TASK DIRECTIONS.
Copy out each line below exactly as it appears.

PROVIDED RECORDS.
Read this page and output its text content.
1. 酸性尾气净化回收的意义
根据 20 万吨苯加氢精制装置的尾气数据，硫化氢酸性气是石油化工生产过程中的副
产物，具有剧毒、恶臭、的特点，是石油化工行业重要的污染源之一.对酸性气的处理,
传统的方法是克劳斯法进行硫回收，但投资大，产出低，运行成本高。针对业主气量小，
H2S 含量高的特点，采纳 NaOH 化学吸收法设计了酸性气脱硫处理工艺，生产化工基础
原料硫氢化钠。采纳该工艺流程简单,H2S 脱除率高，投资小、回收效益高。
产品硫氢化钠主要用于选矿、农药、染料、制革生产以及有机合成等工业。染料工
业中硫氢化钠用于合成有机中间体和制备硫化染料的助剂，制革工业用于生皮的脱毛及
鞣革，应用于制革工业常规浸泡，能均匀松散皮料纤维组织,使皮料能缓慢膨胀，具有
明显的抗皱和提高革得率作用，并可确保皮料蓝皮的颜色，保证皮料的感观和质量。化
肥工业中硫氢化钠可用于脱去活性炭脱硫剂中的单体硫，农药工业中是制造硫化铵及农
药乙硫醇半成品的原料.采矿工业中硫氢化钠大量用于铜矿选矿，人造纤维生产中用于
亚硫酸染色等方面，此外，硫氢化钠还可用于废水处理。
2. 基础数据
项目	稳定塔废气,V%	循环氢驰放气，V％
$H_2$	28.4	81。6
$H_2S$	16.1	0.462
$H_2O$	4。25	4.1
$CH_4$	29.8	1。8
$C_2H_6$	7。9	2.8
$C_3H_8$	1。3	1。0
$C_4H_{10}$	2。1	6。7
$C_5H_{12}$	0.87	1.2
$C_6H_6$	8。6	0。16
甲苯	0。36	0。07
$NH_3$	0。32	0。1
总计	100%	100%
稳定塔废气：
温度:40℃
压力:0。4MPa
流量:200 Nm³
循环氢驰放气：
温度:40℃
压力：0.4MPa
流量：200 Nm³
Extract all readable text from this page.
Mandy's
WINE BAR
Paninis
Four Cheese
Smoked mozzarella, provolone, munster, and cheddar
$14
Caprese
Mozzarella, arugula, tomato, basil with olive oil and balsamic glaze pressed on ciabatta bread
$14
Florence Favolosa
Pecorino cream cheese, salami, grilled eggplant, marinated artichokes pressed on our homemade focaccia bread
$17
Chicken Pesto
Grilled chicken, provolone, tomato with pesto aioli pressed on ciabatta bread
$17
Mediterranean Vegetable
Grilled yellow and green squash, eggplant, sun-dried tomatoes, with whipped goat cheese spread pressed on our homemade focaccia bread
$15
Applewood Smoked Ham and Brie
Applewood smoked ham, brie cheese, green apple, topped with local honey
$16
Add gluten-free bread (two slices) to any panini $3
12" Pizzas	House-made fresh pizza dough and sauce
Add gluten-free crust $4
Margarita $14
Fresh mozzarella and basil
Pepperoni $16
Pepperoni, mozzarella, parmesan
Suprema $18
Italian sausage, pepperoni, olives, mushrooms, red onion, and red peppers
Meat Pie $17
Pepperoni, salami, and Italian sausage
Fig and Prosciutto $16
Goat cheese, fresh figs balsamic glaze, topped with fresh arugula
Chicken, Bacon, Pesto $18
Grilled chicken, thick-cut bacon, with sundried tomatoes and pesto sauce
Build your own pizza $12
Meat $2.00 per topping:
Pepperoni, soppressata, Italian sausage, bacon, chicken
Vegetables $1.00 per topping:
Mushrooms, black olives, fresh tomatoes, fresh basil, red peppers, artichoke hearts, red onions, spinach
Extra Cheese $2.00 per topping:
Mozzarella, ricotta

REPLY TO THE EXERCISE.
Read this page and output its text content.
1. 酸性尾气净化回收的意义
根据 20 万吨苯加氢精制装置的尾气数据，硫化氢酸性气是石油化工生产过程中的副
产物，具有剧毒、恶臭、的特点，是石油化工行业重要的污染源之一.对酸性气的处理,
传统的方法是克劳斯法进行硫回收，但投资大，产出低，运行成本高。针对业主气量小，
H2S 含量高的特点，采纳 NaOH 化学吸收法设计了酸性气脱硫处理工艺，生产化工基础
原料硫氢化钠。采纳该工艺流程简单,H2S 脱除率高，投资小、回收效益高。
产品硫氢化钠主要用于选矿、农药、染料、制革生产以及有机合成等工业。染料工
业中硫氢化钠用于合成有机中间体和制备硫化染料的助剂，制革工业用于生皮的脱毛及
鞣革，应用于制革工业常规浸泡，能均匀松散皮料纤维组织,使皮料能缓慢膨胀，具有
明显的抗皱和提高革得率作用，并可确保皮料蓝皮的颜色，保证皮料的感观和质量。化
肥工业中硫氢化钠可用于脱去活性炭脱硫剂中的单体硫，农药工业中是制造硫化铵及农
药乙硫醇半成品的原料.采矿工业中硫氢化钠大量用于铜矿选矿，人造纤维生产中用于
亚硫酸染色等方面，此外，硫氢化钠还可用于废水处理。
2. 基础数据
项目	稳定塔废气,V%	循环氢驰放气，V％
$H_2$	28.4	81。6
$H_2S$	16.1	0.462
$H_2O$	4。25	4.1
$CH_4$	29.8	1。8
$C_2H_6$	7。9	2.8
$C_3H_8$	1。3	1。0
$C_4H_{10}$	2。1	6。7
$C_5H_{12}$	0.87	1.2
$C_6H_6$	8。6	0。16
甲苯	0。36	0。07
$NH_3$	0。32	0。1
总计	100%	100%
稳定塔废气：
温度:40℃
压力:0。4MPa
流量:200 Nm³
循环氢驰放气：
温度:40℃
压力：0.4MPa
流量：200 Nm³
Extract all readable text from this page.
Mandy's
WINE BAR
Paninis
Four Cheese
Smoked mozzarella, provolone, munster, and cheddar
$14
Caprese
Mozzarella, arugula, tomato, basil with olive oil and balsamic glaze pressed on ciabatta bread
$14
Florence Favolosa
Pecorino cream cheese, salami, grilled eggplant, marinated artichokes pressed on our homemade focaccia bread
$17
Chicken Pesto
Grilled chicken, provolone, tomato with pesto aioli pressed on ciabatta bread
$17
Mediterranean Vegetable
Grilled yellow and green squash, eggplant, sun-dried tomatoes, with whipped goat cheese spread pressed on our homemade focaccia bread
$15
Applewood Smoked Ham and Brie
Applewood smoked ham, brie cheese, green apple, topped with local honey
$16
Add gluten-free bread (two slices) to any panini $3
12" Pizzas	House-made fresh pizza dough and sauce
Add gluten-free crust $4
Margarita $14
Fresh mozzarella and basil
Pepperoni $16
Pepperoni, mozzarella, parmesan
Suprema $18
Italian sausage, pepperoni, olives, mushrooms, red onion, and red peppers
Meat Pie $17
Pepperoni, salami, and Italian sausage
Fig and Prosciutto $16
Goat cheese, fresh figs balsamic glaze, topped with fresh arugula
Chicken, Bacon, Pesto $18
Grilled chicken, thick-cut bacon, with sundried tomatoes and pesto sauce
Build your own pizza $12
Meat $2.00 per topping:
Pepperoni, soppressata, Italian sausage, bacon, chicken
Vegetables $1.00 per topping:
Mushrooms, black olives, fresh tomatoes, fresh basil, red peppers, artichoke hearts, red onions, spinach
Extra Cheese $2.00 per topping:
Mozzarella, ricotta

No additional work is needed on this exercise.